> [PROMPT] Quote the data below in full, minus the images.

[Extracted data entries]
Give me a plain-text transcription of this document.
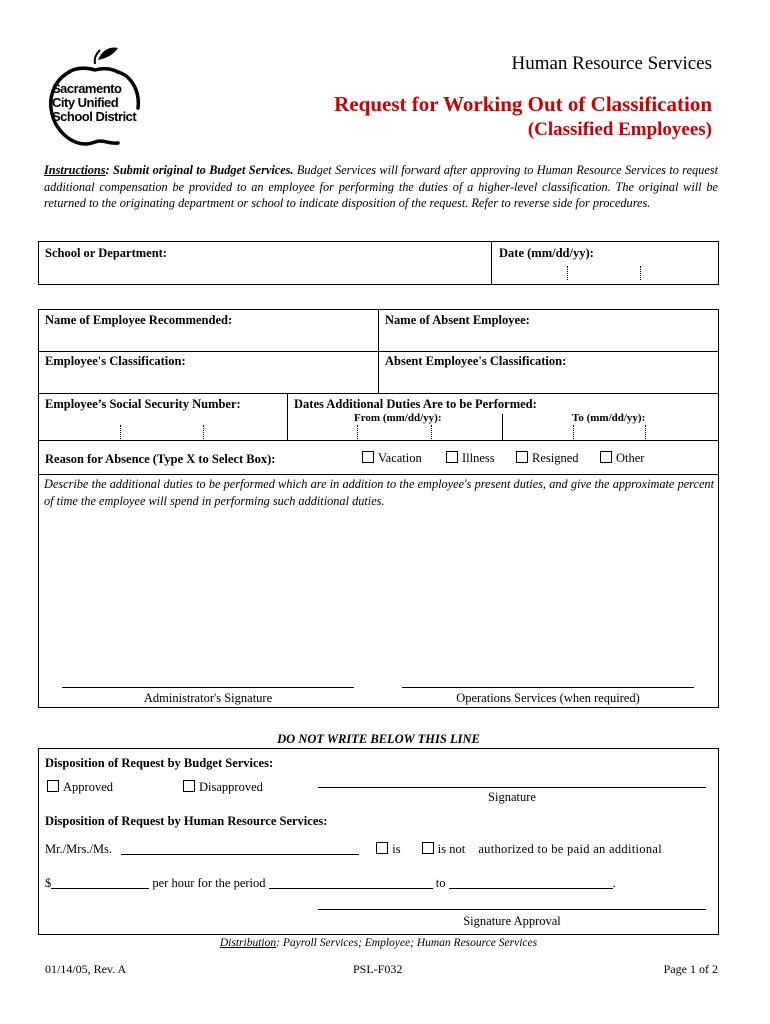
Sacramento
City Unified
School District
Human Resource Services
Request for Working Out of Classification
(Classified Employees)
Instructions: Submit original to Budget Services. Budget Services will forward after approving to Human Resource Services to request additional compensation be provided to an employee for performing the duties of a higher-level classification. The original will be returned to the originating department or school to indicate disposition of the request. Refer to reverse side for procedures.
School or Department:	Date (mm/dd/yy):
Name of Employee Recommended:	Name of Absent Employee:
Employee's Classification:	Absent Employee's Classification:
Employee’s Social Security Number:	Dates Additional Duties Are to be Performed:
From (mm/dd/yy):	To (mm/dd/yy):
Reason for Absence (Type X to Select Box):	Vacation	Illness	Resigned	Other
Describe the additional duties to be performed which are in addition to the employee's present duties, and give the approximate percent of time the employee will spend in performing such additional duties.
Administrator's Signature	Operations Services (when required)
DO NOT WRITE BELOW THIS LINE
Disposition of Request by Budget Services:
Approved	Disapproved
Signature
Disposition of Request by Human Resource Services:
Mr./Mrs./Ms.	is	is not authorized to be paid an additional
$	per hour for the period	to	.
Signature Approval
Distribution: Payroll Services; Employee; Human Resource Services
01/14/05, Rev. A	PSL-F032	Page 1 of 2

> [COMPLETE ANSWER]
Give me a plain-text transcription of this document.
Sacramento
City Unified
School District
Human Resource Services
Request for Working Out of Classification
(Classified Employees)
Instructions: Submit original to Budget Services. Budget Services will forward after approving to Human Resource Services to request additional compensation be provided to an employee for performing the duties of a higher-level classification. The original will be returned to the originating department or school to indicate disposition of the request. Refer to reverse side for procedures.
School or Department:	Date (mm/dd/yy):
Name of Employee Recommended:	Name of Absent Employee:
Employee's Classification:	Absent Employee's Classification:
Employee’s Social Security Number:	Dates Additional Duties Are to be Performed:
From (mm/dd/yy):	To (mm/dd/yy):
Reason for Absence (Type X to Select Box):	Vacation	Illness	Resigned	Other
Describe the additional duties to be performed which are in addition to the employee's present duties, and give the approximate percent of time the employee will spend in performing such additional duties.
Administrator's Signature	Operations Services (when required)
DO NOT WRITE BELOW THIS LINE
Disposition of Request by Budget Services:
Approved	Disapproved
Signature
Disposition of Request by Human Resource Services:
Mr./Mrs./Ms.	is	is not authorized to be paid an additional
$	per hour for the period	to	.
Signature Approval
Distribution: Payroll Services; Employee; Human Resource Services
01/14/05, Rev. A	PSL-F032	Page 1 of 2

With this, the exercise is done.